┌──
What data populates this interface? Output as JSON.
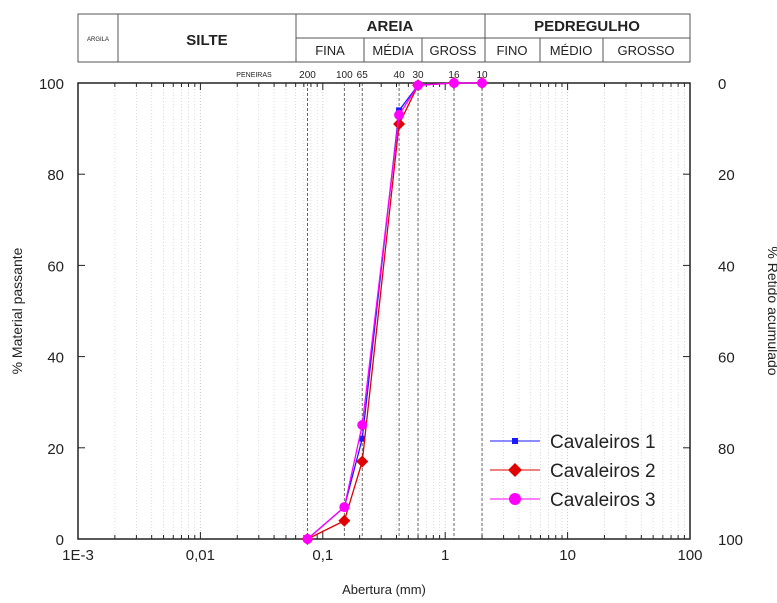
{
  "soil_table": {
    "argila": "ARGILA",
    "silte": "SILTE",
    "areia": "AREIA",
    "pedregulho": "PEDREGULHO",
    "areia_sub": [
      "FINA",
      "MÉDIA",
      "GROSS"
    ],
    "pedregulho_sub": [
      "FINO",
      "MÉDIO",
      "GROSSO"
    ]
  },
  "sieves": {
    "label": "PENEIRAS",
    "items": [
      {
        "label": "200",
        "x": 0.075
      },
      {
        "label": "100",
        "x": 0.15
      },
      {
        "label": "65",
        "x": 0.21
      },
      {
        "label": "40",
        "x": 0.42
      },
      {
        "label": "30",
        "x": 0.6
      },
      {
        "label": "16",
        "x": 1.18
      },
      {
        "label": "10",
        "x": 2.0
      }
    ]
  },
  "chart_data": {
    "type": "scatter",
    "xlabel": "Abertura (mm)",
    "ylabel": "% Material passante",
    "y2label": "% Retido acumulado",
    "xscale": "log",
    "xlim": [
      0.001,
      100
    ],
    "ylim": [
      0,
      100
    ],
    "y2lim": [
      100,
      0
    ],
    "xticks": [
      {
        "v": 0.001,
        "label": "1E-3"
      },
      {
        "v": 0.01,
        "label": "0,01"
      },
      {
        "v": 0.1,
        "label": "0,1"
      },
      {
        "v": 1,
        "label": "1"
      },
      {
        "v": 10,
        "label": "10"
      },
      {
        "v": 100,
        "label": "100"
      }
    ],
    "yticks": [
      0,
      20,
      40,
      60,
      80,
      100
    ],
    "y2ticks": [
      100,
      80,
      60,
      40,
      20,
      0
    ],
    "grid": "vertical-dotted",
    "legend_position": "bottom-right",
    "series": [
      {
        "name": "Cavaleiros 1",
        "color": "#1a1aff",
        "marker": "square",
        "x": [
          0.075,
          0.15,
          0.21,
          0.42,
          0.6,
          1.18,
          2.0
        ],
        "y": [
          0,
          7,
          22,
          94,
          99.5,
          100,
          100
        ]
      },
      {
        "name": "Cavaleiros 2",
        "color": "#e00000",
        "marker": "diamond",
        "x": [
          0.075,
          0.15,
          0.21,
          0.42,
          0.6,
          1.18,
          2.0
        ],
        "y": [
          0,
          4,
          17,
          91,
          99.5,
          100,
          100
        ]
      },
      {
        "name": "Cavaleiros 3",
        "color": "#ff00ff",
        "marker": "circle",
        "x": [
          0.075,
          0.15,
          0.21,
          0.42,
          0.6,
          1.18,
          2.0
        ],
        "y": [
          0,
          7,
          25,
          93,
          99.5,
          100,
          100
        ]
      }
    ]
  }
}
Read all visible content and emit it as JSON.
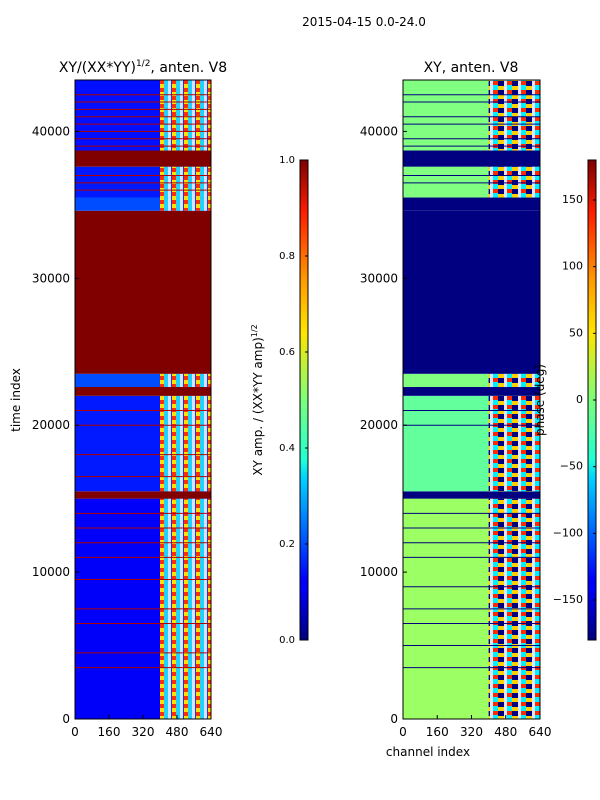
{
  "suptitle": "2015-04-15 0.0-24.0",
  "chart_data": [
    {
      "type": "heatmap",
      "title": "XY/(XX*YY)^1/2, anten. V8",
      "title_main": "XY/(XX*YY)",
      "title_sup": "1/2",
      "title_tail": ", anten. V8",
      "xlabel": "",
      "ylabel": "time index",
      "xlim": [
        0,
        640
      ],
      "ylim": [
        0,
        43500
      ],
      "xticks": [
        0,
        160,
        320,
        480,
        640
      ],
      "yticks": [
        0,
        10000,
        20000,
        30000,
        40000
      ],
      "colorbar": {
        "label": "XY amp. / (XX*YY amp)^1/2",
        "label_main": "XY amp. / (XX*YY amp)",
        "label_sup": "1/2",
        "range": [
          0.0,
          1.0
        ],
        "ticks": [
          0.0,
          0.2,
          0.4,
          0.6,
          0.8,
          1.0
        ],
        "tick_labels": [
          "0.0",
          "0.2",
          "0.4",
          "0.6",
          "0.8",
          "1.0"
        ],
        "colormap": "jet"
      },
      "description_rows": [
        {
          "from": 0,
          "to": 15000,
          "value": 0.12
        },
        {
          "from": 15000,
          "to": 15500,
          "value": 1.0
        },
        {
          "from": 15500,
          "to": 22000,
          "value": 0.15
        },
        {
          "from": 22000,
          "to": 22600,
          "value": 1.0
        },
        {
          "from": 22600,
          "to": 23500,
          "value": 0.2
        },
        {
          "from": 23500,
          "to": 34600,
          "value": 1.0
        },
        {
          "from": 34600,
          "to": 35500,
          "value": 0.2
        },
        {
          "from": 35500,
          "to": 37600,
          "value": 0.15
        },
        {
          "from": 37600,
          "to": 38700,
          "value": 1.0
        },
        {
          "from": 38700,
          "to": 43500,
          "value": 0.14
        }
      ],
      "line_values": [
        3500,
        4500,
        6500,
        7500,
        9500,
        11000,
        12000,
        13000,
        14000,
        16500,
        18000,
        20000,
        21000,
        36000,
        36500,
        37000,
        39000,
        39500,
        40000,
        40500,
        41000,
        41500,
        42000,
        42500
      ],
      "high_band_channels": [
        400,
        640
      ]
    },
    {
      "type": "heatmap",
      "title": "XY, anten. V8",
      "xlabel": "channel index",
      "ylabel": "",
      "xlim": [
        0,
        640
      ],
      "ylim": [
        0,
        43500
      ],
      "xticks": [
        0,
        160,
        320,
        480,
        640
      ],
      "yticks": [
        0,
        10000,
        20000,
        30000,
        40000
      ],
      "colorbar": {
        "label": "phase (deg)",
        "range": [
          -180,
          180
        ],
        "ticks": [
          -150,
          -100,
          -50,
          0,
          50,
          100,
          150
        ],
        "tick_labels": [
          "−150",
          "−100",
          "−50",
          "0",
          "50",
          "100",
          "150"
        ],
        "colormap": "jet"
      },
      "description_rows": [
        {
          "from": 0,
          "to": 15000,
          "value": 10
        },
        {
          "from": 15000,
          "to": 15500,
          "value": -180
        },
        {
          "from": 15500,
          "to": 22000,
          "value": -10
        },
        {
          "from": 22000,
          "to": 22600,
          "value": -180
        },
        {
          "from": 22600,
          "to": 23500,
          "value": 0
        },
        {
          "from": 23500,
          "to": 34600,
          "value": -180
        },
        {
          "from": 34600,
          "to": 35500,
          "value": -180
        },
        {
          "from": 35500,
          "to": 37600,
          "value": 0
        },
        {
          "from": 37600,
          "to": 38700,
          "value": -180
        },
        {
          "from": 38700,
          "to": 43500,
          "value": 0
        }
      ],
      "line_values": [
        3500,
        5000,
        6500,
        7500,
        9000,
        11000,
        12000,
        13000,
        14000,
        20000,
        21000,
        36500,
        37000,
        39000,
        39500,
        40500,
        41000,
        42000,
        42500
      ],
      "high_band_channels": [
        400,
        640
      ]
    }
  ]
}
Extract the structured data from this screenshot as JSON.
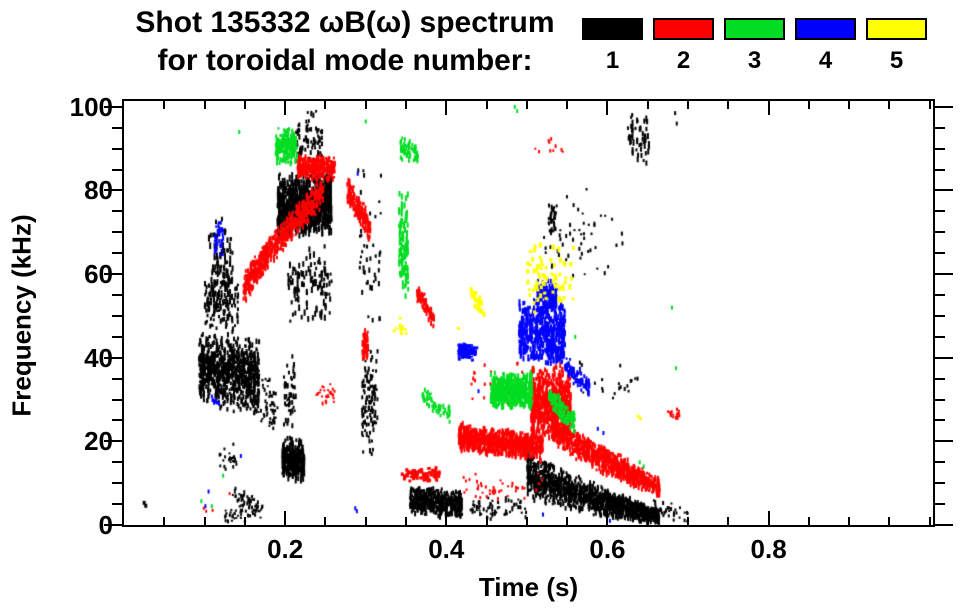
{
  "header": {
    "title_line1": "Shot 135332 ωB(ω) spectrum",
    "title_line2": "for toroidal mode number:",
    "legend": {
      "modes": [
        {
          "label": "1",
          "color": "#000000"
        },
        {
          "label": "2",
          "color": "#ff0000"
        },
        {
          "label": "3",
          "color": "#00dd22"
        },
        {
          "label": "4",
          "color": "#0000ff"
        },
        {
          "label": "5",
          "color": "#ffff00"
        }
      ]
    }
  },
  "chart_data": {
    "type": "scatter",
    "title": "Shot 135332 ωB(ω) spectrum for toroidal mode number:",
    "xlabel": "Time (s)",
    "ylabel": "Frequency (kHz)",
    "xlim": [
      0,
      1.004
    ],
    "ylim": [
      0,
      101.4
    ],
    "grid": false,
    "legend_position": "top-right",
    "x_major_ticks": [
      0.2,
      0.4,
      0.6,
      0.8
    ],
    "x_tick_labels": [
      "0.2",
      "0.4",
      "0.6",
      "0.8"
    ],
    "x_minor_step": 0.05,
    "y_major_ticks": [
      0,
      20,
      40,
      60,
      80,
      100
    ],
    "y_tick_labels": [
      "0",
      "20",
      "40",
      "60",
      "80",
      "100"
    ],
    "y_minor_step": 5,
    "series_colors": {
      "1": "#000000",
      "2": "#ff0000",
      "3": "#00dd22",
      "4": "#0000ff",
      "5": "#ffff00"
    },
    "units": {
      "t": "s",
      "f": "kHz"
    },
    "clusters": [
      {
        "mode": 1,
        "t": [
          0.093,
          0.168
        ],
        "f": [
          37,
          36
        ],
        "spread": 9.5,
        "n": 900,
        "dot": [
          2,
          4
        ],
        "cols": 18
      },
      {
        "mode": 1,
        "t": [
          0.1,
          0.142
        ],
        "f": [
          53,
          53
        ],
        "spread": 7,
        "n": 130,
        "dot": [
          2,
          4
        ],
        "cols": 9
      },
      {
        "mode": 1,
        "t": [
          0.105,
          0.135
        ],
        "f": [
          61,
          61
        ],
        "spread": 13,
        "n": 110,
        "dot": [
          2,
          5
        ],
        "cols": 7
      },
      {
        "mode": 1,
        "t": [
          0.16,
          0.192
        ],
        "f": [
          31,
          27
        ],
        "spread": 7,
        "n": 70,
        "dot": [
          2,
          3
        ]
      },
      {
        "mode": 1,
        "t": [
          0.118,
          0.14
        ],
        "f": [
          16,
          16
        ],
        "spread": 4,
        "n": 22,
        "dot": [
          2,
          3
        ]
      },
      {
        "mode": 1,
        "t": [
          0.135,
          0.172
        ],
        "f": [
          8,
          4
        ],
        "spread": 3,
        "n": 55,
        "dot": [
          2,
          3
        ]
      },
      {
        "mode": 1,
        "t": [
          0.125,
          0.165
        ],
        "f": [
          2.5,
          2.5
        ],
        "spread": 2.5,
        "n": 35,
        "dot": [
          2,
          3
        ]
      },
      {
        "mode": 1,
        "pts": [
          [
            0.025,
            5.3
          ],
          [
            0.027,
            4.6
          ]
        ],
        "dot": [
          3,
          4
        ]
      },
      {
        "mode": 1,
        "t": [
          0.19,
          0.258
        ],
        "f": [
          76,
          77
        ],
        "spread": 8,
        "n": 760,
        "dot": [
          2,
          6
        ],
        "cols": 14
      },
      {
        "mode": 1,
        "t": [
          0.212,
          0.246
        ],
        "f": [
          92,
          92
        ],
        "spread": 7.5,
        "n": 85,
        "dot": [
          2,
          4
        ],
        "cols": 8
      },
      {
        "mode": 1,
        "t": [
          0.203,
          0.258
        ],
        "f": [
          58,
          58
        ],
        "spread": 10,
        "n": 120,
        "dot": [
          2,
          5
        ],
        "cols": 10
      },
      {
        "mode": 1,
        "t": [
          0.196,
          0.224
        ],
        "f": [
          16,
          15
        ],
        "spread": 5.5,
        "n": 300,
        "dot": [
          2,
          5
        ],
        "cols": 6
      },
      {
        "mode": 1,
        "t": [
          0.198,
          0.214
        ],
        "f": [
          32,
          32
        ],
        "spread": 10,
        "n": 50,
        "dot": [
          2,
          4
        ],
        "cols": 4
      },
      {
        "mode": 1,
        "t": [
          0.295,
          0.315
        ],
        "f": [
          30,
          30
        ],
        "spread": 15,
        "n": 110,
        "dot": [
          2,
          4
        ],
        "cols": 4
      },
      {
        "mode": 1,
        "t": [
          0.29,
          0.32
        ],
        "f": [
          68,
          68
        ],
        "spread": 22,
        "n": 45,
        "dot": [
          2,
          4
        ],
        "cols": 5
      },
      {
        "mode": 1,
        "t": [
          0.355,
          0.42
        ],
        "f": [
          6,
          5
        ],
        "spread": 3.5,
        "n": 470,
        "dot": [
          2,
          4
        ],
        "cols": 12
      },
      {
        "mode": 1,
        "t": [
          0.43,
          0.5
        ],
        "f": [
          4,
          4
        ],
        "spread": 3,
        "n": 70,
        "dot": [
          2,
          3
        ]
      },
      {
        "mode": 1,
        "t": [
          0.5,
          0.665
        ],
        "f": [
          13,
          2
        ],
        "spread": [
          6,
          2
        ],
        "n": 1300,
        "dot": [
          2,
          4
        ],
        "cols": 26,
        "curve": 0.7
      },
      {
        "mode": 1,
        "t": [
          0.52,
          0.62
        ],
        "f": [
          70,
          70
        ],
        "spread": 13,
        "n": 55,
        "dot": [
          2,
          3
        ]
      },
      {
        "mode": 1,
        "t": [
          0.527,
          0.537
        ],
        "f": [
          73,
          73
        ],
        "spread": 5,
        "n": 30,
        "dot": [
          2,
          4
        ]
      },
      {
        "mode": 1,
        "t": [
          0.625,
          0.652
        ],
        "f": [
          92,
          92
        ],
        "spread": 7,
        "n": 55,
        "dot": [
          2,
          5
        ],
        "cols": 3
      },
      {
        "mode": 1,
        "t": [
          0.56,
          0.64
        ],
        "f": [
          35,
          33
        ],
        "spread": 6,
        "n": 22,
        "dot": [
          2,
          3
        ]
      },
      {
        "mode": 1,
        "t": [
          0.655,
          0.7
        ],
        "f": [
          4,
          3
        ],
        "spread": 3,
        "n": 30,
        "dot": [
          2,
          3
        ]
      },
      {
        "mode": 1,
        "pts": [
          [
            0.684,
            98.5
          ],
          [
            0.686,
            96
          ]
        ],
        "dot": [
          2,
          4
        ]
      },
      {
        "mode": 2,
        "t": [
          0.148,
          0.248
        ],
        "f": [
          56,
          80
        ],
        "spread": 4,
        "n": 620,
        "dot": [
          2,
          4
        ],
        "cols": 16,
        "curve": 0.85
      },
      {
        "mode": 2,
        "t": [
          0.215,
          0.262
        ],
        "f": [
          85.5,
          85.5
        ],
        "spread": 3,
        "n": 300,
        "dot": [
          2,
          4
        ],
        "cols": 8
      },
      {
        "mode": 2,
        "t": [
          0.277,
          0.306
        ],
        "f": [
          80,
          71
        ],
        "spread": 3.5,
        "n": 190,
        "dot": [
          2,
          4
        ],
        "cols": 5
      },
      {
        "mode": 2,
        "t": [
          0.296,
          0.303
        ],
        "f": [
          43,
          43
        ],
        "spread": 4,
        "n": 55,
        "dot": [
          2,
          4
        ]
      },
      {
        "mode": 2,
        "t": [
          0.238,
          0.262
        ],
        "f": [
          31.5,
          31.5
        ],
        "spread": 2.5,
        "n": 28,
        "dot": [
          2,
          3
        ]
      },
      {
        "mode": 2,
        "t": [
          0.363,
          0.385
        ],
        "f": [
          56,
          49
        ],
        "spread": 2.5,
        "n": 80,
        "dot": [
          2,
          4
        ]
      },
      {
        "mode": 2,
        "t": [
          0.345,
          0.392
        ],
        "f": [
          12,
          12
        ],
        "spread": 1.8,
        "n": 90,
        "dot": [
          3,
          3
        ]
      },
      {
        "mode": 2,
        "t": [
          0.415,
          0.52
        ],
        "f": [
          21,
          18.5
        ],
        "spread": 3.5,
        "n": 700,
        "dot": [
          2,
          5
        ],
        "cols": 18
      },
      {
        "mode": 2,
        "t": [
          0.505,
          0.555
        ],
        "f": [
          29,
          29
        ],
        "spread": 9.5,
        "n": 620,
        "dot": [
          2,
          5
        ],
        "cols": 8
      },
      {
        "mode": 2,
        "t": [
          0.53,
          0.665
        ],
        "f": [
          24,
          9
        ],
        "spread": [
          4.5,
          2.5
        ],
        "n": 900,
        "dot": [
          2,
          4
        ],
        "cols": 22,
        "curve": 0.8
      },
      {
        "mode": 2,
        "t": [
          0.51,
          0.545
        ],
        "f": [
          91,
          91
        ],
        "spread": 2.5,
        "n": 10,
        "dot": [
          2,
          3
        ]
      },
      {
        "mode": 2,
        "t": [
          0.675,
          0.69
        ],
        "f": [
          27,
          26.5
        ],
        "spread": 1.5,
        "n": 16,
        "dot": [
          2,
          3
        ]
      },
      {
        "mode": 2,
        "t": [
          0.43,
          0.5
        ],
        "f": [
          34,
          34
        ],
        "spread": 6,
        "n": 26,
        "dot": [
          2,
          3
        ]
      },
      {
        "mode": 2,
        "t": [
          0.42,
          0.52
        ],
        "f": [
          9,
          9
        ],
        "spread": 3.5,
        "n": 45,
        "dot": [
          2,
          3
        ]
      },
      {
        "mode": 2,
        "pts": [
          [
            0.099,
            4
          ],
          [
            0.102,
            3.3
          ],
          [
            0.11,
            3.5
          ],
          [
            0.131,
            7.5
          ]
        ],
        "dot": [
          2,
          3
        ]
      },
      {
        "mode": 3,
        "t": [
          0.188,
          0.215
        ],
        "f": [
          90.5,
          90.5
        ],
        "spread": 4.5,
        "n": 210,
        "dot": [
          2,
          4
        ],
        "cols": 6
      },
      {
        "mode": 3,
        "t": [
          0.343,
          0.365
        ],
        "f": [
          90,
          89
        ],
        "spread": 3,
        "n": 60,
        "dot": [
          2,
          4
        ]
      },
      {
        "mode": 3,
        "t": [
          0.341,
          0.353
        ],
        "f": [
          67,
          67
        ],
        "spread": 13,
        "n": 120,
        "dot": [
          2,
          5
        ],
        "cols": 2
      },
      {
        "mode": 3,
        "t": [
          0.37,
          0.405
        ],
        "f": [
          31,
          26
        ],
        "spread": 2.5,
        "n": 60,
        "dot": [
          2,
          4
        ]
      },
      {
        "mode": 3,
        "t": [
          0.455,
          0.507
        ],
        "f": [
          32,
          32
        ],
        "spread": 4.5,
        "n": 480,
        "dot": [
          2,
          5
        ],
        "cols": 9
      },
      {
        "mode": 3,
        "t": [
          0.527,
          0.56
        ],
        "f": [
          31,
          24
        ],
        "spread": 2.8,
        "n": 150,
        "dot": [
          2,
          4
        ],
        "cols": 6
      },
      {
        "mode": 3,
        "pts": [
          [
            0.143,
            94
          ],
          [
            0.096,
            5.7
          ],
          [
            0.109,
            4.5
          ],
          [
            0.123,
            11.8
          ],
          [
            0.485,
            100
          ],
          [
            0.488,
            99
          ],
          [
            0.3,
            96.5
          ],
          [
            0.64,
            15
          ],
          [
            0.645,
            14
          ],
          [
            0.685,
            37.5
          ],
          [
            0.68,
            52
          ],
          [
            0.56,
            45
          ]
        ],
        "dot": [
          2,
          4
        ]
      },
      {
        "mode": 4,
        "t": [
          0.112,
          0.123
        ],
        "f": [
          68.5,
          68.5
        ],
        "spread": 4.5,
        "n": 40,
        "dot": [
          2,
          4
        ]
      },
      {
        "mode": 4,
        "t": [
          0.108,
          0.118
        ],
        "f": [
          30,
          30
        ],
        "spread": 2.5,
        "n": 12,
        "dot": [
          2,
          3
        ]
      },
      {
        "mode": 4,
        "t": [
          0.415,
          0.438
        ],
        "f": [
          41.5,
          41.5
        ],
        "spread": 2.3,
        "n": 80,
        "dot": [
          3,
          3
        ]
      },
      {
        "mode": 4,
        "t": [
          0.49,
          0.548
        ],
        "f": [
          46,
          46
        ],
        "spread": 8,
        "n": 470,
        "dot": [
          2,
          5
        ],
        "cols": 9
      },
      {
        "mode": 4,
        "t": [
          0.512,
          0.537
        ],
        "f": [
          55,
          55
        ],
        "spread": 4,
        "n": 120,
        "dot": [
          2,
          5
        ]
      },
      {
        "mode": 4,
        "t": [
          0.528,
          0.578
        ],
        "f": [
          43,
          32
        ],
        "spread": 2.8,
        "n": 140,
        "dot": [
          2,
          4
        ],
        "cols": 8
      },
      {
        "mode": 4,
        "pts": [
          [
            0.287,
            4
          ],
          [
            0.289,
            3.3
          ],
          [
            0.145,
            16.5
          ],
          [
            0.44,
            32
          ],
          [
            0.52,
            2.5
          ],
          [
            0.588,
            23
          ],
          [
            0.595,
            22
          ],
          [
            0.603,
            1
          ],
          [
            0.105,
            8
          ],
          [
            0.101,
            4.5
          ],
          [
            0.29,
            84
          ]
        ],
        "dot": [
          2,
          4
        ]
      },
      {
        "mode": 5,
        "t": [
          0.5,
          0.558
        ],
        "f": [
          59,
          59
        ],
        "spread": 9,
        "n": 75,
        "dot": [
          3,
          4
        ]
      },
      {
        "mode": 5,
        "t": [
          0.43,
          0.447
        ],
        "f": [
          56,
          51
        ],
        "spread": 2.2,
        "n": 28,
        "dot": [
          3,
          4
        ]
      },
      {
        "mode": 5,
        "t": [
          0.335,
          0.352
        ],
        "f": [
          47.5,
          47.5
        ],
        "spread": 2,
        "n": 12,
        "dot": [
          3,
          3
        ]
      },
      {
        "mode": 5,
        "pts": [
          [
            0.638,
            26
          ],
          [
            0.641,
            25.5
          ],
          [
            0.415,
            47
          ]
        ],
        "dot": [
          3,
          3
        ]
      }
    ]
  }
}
└──
Stated exercise:
Pull out all lines from the entries above in which the word "xlabel" appears.

Solution to the exercise:
    "xlabel": "Abertura (mm)",
      "xlabel": "",
      "xlabel": "channel index",
    "xlabel": "Time (s)",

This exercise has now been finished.